*PROBLEM DETAILS*
Work out the number of lines in the records that include the word "Quản"; reply with that number alone.

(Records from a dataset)
** begin **

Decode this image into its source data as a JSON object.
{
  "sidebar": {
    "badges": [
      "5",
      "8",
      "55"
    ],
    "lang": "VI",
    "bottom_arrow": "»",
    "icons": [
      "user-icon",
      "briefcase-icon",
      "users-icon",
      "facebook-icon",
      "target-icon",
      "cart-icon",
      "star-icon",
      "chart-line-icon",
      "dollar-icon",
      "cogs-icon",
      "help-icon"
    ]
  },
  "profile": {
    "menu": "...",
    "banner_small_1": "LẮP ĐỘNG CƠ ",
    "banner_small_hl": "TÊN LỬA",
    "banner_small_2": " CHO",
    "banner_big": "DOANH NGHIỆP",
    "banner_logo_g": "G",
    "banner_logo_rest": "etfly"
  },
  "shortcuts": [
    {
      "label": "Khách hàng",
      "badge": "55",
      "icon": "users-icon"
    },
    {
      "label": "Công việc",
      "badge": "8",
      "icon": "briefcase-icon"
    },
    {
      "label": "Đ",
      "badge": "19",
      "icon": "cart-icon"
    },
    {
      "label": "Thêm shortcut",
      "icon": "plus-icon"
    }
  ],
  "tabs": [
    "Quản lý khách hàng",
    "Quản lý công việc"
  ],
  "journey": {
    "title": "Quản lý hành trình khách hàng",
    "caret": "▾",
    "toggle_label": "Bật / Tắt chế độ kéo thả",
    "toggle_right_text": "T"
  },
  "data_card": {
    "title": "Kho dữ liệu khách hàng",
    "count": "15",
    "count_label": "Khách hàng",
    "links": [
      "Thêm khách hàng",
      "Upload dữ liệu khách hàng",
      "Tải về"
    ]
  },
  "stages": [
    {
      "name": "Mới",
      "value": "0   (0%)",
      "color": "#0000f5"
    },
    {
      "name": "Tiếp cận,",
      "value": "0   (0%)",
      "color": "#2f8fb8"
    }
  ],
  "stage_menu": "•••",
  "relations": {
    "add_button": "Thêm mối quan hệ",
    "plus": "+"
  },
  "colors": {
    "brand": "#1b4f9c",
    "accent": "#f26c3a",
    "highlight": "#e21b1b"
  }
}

** end **

*TASK RESPONSE*
3